**Problem statement:**
From the entries that follow, list every line in which the string "name" appears.

**Dataset excerpts:**
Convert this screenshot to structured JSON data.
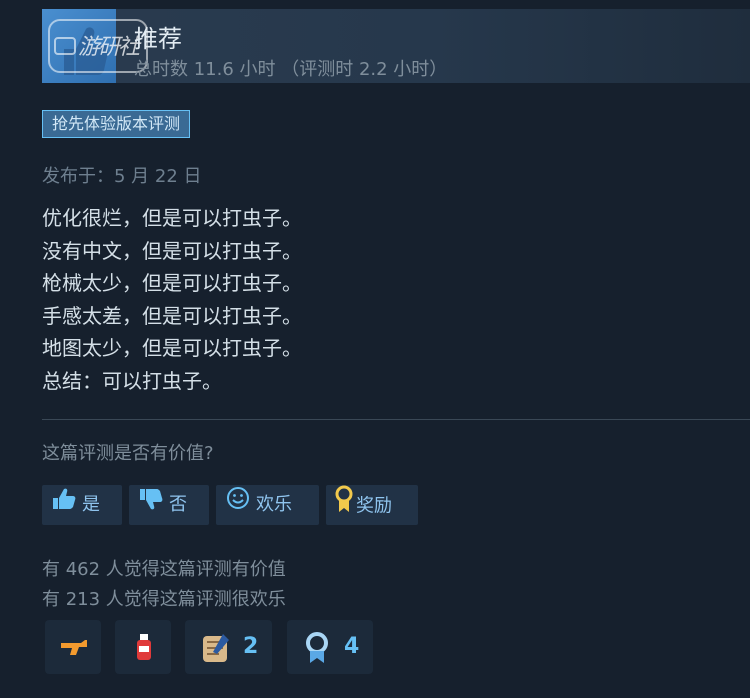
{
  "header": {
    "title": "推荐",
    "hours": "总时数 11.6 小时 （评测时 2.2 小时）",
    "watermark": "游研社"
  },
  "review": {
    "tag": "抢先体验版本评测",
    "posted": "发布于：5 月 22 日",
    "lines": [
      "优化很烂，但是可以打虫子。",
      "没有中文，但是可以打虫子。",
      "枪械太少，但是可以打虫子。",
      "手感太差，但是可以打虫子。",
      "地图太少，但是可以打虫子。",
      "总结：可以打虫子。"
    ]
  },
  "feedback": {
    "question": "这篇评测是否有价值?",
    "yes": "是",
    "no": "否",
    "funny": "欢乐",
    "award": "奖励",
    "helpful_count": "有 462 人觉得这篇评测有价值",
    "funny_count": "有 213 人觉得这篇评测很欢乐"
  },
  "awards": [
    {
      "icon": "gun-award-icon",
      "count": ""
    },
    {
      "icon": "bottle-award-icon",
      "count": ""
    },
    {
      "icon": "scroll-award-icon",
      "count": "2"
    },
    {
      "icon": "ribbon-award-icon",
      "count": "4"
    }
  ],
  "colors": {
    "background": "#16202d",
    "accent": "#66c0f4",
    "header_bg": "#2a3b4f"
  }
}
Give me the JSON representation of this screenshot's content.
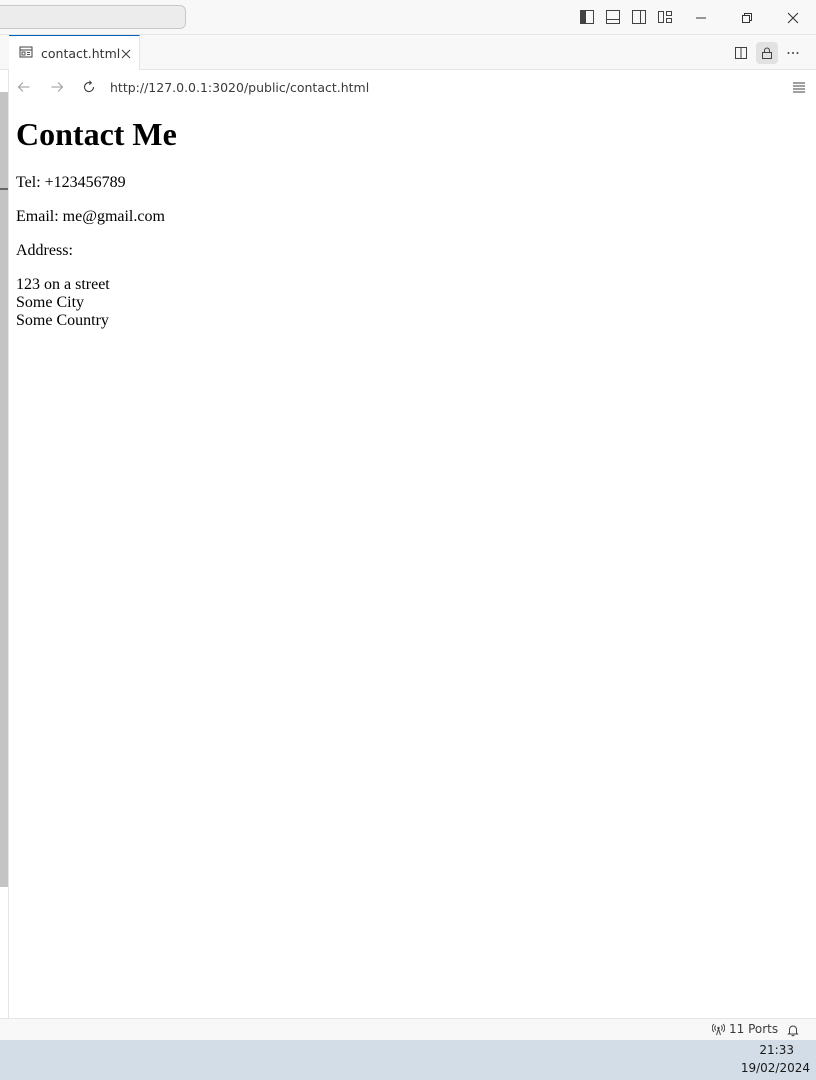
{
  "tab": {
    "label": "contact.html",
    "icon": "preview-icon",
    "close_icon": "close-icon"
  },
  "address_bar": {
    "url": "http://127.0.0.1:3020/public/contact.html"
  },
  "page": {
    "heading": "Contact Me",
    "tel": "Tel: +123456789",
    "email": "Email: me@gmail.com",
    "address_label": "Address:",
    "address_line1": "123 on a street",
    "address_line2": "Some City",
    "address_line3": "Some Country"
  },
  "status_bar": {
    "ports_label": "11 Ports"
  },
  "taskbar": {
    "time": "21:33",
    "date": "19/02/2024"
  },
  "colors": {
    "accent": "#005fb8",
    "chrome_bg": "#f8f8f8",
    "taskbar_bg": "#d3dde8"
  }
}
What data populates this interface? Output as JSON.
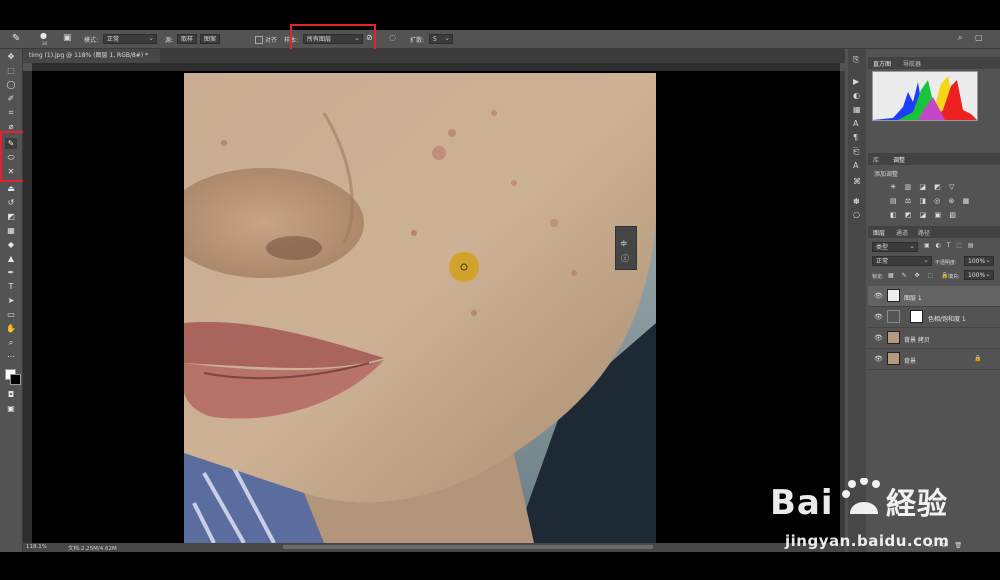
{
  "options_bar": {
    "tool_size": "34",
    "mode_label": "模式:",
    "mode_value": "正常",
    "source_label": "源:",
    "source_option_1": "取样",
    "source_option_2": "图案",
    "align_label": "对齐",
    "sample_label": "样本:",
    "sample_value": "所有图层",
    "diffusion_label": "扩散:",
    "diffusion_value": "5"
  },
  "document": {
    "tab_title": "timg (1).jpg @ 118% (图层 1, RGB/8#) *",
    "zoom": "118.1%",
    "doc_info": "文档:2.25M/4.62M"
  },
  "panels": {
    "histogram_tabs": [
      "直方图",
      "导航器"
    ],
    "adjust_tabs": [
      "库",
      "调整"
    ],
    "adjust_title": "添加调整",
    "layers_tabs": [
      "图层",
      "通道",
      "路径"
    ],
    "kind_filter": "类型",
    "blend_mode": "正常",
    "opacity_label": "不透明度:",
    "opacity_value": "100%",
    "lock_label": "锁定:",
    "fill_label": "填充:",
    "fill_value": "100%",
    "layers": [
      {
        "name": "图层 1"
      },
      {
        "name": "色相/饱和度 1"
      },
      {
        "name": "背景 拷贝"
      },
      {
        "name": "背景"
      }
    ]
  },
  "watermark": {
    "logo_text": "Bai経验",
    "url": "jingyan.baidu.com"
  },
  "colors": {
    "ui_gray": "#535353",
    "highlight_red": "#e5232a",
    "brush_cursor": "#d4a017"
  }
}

**Written solution:**
        "name": "图层 1"
        "name": "色相/饱和度 1"
        "name": "背景 拷贝"
        "name": "背景"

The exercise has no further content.